▶ **The exercise**: Output the records exactly. Include every line.

▶ **Material to process**:
start
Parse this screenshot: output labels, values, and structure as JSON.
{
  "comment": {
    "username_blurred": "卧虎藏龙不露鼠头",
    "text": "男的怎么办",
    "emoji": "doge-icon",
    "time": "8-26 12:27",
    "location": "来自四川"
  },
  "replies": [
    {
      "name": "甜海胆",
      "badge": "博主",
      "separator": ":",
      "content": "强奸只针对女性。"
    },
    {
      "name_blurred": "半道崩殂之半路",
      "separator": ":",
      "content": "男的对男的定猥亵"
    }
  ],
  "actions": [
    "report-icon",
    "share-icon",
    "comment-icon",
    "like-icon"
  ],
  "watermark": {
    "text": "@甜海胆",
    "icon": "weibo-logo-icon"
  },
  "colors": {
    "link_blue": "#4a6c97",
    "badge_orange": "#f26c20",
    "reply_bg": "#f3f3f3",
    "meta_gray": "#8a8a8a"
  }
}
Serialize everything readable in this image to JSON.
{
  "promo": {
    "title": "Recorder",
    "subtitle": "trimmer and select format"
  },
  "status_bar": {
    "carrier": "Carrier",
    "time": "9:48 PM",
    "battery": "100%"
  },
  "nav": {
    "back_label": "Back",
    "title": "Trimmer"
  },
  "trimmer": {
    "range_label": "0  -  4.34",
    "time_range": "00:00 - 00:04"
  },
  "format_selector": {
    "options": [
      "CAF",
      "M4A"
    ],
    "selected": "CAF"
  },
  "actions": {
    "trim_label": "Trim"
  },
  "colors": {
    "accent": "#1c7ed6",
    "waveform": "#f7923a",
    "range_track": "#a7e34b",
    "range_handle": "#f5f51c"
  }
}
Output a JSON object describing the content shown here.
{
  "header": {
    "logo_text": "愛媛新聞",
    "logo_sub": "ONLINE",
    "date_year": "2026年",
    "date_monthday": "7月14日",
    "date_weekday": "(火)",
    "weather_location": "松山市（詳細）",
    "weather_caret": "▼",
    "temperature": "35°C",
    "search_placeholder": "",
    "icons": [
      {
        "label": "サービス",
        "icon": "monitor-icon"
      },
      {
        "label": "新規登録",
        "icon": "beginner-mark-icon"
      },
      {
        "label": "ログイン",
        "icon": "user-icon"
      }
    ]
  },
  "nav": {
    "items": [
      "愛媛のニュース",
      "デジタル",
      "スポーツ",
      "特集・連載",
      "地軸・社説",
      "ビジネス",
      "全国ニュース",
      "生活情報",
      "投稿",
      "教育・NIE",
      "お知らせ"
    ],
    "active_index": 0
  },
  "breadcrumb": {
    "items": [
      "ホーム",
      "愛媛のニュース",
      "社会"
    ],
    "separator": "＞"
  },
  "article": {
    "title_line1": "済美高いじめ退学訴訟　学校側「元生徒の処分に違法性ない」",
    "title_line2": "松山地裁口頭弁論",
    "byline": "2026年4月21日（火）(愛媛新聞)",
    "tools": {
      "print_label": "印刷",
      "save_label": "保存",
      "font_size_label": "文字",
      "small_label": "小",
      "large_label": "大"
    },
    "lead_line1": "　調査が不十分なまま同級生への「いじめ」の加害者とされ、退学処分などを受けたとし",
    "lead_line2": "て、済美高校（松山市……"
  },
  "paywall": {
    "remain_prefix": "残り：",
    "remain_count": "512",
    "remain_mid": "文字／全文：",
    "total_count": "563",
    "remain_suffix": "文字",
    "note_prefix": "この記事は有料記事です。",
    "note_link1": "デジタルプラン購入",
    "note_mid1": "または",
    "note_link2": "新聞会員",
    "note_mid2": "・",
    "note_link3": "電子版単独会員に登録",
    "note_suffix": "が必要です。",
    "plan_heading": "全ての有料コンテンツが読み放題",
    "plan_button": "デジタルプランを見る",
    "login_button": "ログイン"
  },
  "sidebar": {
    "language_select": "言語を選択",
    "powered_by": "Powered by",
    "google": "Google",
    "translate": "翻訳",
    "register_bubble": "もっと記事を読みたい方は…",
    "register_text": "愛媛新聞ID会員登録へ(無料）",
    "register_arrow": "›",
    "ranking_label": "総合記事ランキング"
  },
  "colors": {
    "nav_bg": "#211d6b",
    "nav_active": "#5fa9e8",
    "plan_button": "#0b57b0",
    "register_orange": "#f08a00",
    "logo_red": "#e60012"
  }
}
end
▶ **Result for this exercise**:
Parse this screenshot: output labels, values, and structure as JSON.
{
  "comment": {
    "username_blurred": "卧虎藏龙不露鼠头",
    "text": "男的怎么办",
    "emoji": "doge-icon",
    "time": "8-26 12:27",
    "location": "来自四川"
  },
  "replies": [
    {
      "name": "甜海胆",
      "badge": "博主",
      "separator": ":",
      "content": "强奸只针对女性。"
    },
    {
      "name_blurred": "半道崩殂之半路",
      "separator": ":",
      "content": "男的对男的定猥亵"
    }
  ],
  "actions": [
    "report-icon",
    "share-icon",
    "comment-icon",
    "like-icon"
  ],
  "watermark": {
    "text": "@甜海胆",
    "icon": "weibo-logo-icon"
  },
  "colors": {
    "link_blue": "#4a6c97",
    "badge_orange": "#f26c20",
    "reply_bg": "#f3f3f3",
    "meta_gray": "#8a8a8a"
  }
}
Serialize everything readable in this image to JSON.
{
  "promo": {
    "title": "Recorder",
    "subtitle": "trimmer and select format"
  },
  "status_bar": {
    "carrier": "Carrier",
    "time": "9:48 PM",
    "battery": "100%"
  },
  "nav": {
    "back_label": "Back",
    "title": "Trimmer"
  },
  "trimmer": {
    "range_label": "0  -  4.34",
    "time_range": "00:00 - 00:04"
  },
  "format_selector": {
    "options": [
      "CAF",
      "M4A"
    ],
    "selected": "CAF"
  },
  "actions": {
    "trim_label": "Trim"
  },
  "colors": {
    "accent": "#1c7ed6",
    "waveform": "#f7923a",
    "range_track": "#a7e34b",
    "range_handle": "#f5f51c"
  }
}
Output a JSON object describing the content shown here.
{
  "header": {
    "logo_text": "愛媛新聞",
    "logo_sub": "ONLINE",
    "date_year": "2026年",
    "date_monthday": "7月14日",
    "date_weekday": "(火)",
    "weather_location": "松山市（詳細）",
    "weather_caret": "▼",
    "temperature": "35°C",
    "search_placeholder": "",
    "icons": [
      {
        "label": "サービス",
        "icon": "monitor-icon"
      },
      {
        "label": "新規登録",
        "icon": "beginner-mark-icon"
      },
      {
        "label": "ログイン",
        "icon": "user-icon"
      }
    ]
  },
  "nav": {
    "items": [
      "愛媛のニュース",
      "デジタル",
      "スポーツ",
      "特集・連載",
      "地軸・社説",
      "ビジネス",
      "全国ニュース",
      "生活情報",
      "投稿",
      "教育・NIE",
      "お知らせ"
    ],
    "active_index": 0
  },
  "breadcrumb": {
    "items": [
      "ホーム",
      "愛媛のニュース",
      "社会"
    ],
    "separator": "＞"
  },
  "article": {
    "title_line1": "済美高いじめ退学訴訟　学校側「元生徒の処分に違法性ない」",
    "title_line2": "松山地裁口頭弁論",
    "byline": "2026年4月21日（火）(愛媛新聞)",
    "tools": {
      "print_label": "印刷",
      "save_label": "保存",
      "font_size_label": "文字",
      "small_label": "小",
      "large_label": "大"
    },
    "lead_line1": "　調査が不十分なまま同級生への「いじめ」の加害者とされ、退学処分などを受けたとし",
    "lead_line2": "て、済美高校（松山市……"
  },
  "paywall": {
    "remain_prefix": "残り：",
    "remain_count": "512",
    "remain_mid": "文字／全文：",
    "total_count": "563",
    "remain_suffix": "文字",
    "note_prefix": "この記事は有料記事です。",
    "note_link1": "デジタルプラン購入",
    "note_mid1": "または",
    "note_link2": "新聞会員",
    "note_mid2": "・",
    "note_link3": "電子版単独会員に登録",
    "note_suffix": "が必要です。",
    "plan_heading": "全ての有料コンテンツが読み放題",
    "plan_button": "デジタルプランを見る",
    "login_button": "ログイン"
  },
  "sidebar": {
    "language_select": "言語を選択",
    "powered_by": "Powered by",
    "google": "Google",
    "translate": "翻訳",
    "register_bubble": "もっと記事を読みたい方は…",
    "register_text": "愛媛新聞ID会員登録へ(無料）",
    "register_arrow": "›",
    "ranking_label": "総合記事ランキング"
  },
  "colors": {
    "nav_bg": "#211d6b",
    "nav_active": "#5fa9e8",
    "plan_button": "#0b57b0",
    "register_orange": "#f08a00",
    "logo_red": "#e60012"
  }
}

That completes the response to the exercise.